To do:
Arrange the entries from the first line up to and including the line containing "model-row[interactable]: Wheel Mouse (USB)" as a JSON list of strings, one string per line, leaving out any blank lines.

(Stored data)

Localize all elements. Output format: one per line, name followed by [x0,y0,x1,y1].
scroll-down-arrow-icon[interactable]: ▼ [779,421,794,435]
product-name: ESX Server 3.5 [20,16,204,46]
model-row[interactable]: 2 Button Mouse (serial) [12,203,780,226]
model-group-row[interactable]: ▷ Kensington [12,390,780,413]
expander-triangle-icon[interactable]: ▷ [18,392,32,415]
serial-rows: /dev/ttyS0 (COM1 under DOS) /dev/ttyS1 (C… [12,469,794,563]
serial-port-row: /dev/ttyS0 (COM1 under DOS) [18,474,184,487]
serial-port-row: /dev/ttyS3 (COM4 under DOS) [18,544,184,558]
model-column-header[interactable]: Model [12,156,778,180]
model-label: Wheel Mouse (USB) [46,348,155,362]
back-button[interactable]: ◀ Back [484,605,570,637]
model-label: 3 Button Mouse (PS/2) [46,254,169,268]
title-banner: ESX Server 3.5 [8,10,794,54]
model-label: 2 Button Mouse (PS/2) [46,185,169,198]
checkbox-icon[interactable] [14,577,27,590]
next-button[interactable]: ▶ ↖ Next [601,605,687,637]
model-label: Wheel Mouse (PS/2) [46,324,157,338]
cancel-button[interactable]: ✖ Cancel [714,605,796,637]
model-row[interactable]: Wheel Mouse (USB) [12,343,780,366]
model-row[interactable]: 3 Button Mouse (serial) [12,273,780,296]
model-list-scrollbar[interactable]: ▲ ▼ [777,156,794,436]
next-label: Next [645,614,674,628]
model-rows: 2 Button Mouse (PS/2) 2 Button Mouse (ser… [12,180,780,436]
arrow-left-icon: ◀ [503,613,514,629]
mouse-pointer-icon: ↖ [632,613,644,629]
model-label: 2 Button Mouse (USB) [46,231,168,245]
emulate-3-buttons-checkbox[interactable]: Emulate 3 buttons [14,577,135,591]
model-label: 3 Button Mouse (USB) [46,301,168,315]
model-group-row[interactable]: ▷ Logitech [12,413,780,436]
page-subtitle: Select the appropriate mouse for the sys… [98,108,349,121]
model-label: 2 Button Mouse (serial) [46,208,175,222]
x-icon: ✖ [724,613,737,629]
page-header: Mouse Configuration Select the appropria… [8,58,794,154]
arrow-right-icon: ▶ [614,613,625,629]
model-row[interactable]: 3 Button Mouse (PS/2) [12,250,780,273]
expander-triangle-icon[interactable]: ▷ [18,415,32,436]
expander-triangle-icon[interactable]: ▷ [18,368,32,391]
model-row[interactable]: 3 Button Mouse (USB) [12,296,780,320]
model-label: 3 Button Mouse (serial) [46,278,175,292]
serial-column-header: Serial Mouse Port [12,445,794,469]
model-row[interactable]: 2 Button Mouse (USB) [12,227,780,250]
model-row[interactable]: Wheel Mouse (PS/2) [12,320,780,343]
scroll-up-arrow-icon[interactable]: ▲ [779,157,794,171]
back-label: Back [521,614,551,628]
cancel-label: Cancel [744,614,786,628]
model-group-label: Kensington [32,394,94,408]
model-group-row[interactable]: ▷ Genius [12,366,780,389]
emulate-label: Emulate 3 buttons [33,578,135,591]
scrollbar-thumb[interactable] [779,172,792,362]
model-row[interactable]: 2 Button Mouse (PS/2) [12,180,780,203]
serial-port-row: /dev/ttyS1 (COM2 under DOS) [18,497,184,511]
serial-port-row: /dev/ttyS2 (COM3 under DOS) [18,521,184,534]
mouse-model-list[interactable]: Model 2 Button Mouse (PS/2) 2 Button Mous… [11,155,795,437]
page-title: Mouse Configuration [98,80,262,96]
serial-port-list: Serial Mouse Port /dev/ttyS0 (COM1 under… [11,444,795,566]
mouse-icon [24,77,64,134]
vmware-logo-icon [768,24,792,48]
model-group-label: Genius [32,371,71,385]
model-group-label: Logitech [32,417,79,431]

Result:
[
  "Localize all elements. Output format: one per line, name followed by [x0,y0,x1,y1].",
  "scroll-down-arrow-icon[interactable]: ▼ [779,421,794,435]",
  "product-name: ESX Server 3.5 [20,16,204,46]",
  "model-row[interactable]: 2 Button Mouse (serial) [12,203,780,226]",
  "model-group-row[interactable]: ▷ Kensington [12,390,780,413]",
  "expander-triangle-icon[interactable]: ▷ [18,392,32,415]",
  "serial-rows: /dev/ttyS0 (COM1 under DOS) /dev/ttyS1 (C… [12,469,794,563]",
  "serial-port-row: /dev/ttyS0 (COM1 under DOS) [18,474,184,487]",
  "serial-port-row: /dev/ttyS3 (COM4 under DOS) [18,544,184,558]",
  "model-column-header[interactable]: Model [12,156,778,180]",
  "model-label: Wheel Mouse (USB) [46,348,155,362]",
  "back-button[interactable]: ◀ Back [484,605,570,637]",
  "model-label: 3 Button Mouse (PS/2) [46,254,169,268]",
  "title-banner: ESX Server 3.5 [8,10,794,54]",
  "model-label: 2 Button Mouse (PS/2) [46,185,169,198]",
  "checkbox-icon[interactable] [14,577,27,590]",
  "next-button[interactable]: ▶ ↖ Next [601,605,687,637]",
  "model-label: Wheel Mouse (PS/2) [46,324,157,338]",
  "cancel-button[interactable]: ✖ Cancel [714,605,796,637]",
  "model-row[interactable]: Wheel Mouse (USB) [12,343,780,366]"
]